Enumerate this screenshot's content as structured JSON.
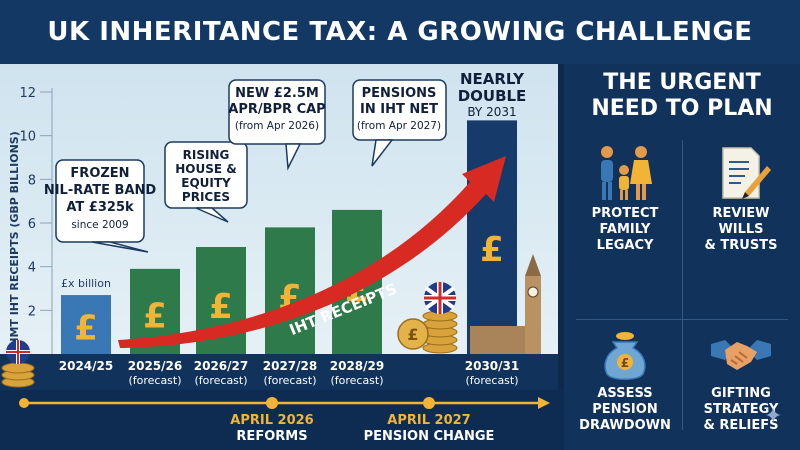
{
  "title": "UK INHERITANCE TAX: A GROWING CHALLENGE",
  "chart_data": {
    "type": "bar",
    "ylabel": "HMT IHT RECEIPTS (GBP BILLIONS)",
    "ylim": [
      0,
      12
    ],
    "yticks": [
      2,
      4,
      6,
      8,
      10,
      12
    ],
    "unit_label": "£x billion",
    "bar_symbol": "£",
    "categories": [
      {
        "label": "2024/25",
        "sub": ""
      },
      {
        "label": "2025/26",
        "sub": "(forecast)"
      },
      {
        "label": "2026/27",
        "sub": "(forecast)"
      },
      {
        "label": "2027/28",
        "sub": "(forecast)"
      },
      {
        "label": "2028/29",
        "sub": "(forecast)"
      },
      {
        "label": "2030/31",
        "sub": "(forecast)"
      }
    ],
    "values": [
      2.7,
      3.9,
      4.9,
      5.8,
      6.6,
      10.7
    ],
    "colors": [
      "#3a78b5",
      "#2e7a4a",
      "#2e7a4a",
      "#2e7a4a",
      "#2e7a4a",
      "#163a6a"
    ],
    "trend_label": "IHT RECEIPTS",
    "annotations": [
      {
        "lines": [
          "FROZEN",
          "NIL-RATE BAND",
          "AT £325k"
        ],
        "note": "since 2009"
      },
      {
        "lines": [
          "RISING",
          "HOUSE &",
          "EQUITY",
          "PRICES"
        ],
        "note": ""
      },
      {
        "lines": [
          "NEW £2.5M",
          "APR/BPR CAP"
        ],
        "note": "(from Apr 2026)"
      },
      {
        "lines": [
          "PENSIONS",
          "IN IHT NET"
        ],
        "note": "(from Apr 2027)"
      },
      {
        "lines": [
          "NEARLY",
          "DOUBLE"
        ],
        "note": "BY 2031"
      }
    ]
  },
  "timeline": {
    "events": [
      {
        "date": "APRIL 2026",
        "label": "REFORMS"
      },
      {
        "date": "APRIL 2027",
        "label": "PENSION CHANGE"
      }
    ]
  },
  "plan": {
    "title_line1": "THE URGENT",
    "title_line2": "NEED TO PLAN",
    "items": [
      {
        "icon": "family-icon",
        "lines": [
          "PROTECT",
          "FAMILY",
          "LEGACY"
        ]
      },
      {
        "icon": "will-document-icon",
        "lines": [
          "REVIEW",
          "WILLS",
          "& TRUSTS"
        ]
      },
      {
        "icon": "pension-pot-icon",
        "lines": [
          "ASSESS",
          "PENSION",
          "DRAWDOWN"
        ]
      },
      {
        "icon": "handshake-icon",
        "lines": [
          "GIFTING",
          "STRATEGY",
          "& RELIEFS"
        ]
      }
    ]
  },
  "colors": {
    "accent_gold": "#f2b437",
    "arrow_red": "#d62a22",
    "navy": "#10325b"
  }
}
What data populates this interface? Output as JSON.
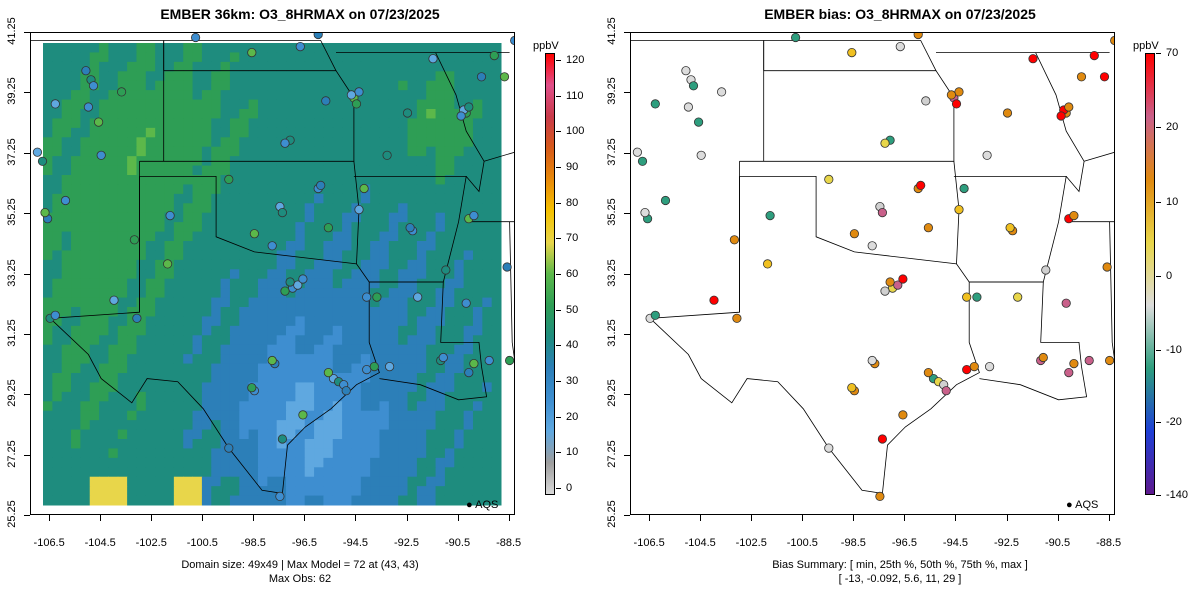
--- --- ---
The task —
Each record above is to be restated exactly, with its pictures removed from the copy.

Solution —
Enumerate this screenshot's content as structured JSON.
{
  "title": "UK INHERITANCE TAX: A GROWING CHALLENGE",
  "chart_data": {
    "type": "bar",
    "ylabel": "HMT IHT RECEIPTS (GBP BILLIONS)",
    "ylim": [
      0,
      12
    ],
    "yticks": [
      2,
      4,
      6,
      8,
      10,
      12
    ],
    "unit_label": "£x billion",
    "bar_symbol": "£",
    "categories": [
      {
        "label": "2024/25",
        "sub": ""
      },
      {
        "label": "2025/26",
        "sub": "(forecast)"
      },
      {
        "label": "2026/27",
        "sub": "(forecast)"
      },
      {
        "label": "2027/28",
        "sub": "(forecast)"
      },
      {
        "label": "2028/29",
        "sub": "(forecast)"
      },
      {
        "label": "2030/31",
        "sub": "(forecast)"
      }
    ],
    "values": [
      2.7,
      3.9,
      4.9,
      5.8,
      6.6,
      10.7
    ],
    "colors": [
      "#3a78b5",
      "#2e7a4a",
      "#2e7a4a",
      "#2e7a4a",
      "#2e7a4a",
      "#163a6a"
    ],
    "trend_label": "IHT RECEIPTS",
    "annotations": [
      {
        "lines": [
          "FROZEN",
          "NIL-RATE BAND",
          "AT £325k"
        ],
        "note": "since 2009"
      },
      {
        "lines": [
          "RISING",
          "HOUSE &",
          "EQUITY",
          "PRICES"
        ],
        "note": ""
      },
      {
        "lines": [
          "NEW £2.5M",
          "APR/BPR CAP"
        ],
        "note": "(from Apr 2026)"
      },
      {
        "lines": [
          "PENSIONS",
          "IN IHT NET"
        ],
        "note": "(from Apr 2027)"
      },
      {
        "lines": [
          "NEARLY",
          "DOUBLE"
        ],
        "note": "BY 2031"
      }
    ]
  },
  "timeline": {
    "events": [
      {
        "date": "APRIL 2026",
        "label": "REFORMS"
      },
      {
        "date": "APRIL 2027",
        "label": "PENSION CHANGE"
      }
    ]
  },
  "plan": {
    "title_line1": "THE URGENT",
    "title_line2": "NEED TO PLAN",
    "items": [
      {
        "icon": "family-icon",
        "lines": [
          "PROTECT",
          "FAMILY",
          "LEGACY"
        ]
      },
      {
        "icon": "will-document-icon",
        "lines": [
          "REVIEW",
          "WILLS",
          "& TRUSTS"
        ]
      },
      {
        "icon": "pension-pot-icon",
        "lines": [
          "ASSESS",
          "PENSION",
          "DRAWDOWN"
        ]
      },
      {
        "icon": "handshake-icon",
        "lines": [
          "GIFTING",
          "STRATEGY",
          "& RELIEFS"
        ]
      }
    ]
  },
  "colors": {
    "accent_gold": "#f2b437",
    "arrow_red": "#d62a22",
    "navy": "#10325b"
  }
}
What data populates this interface? Output as JSON.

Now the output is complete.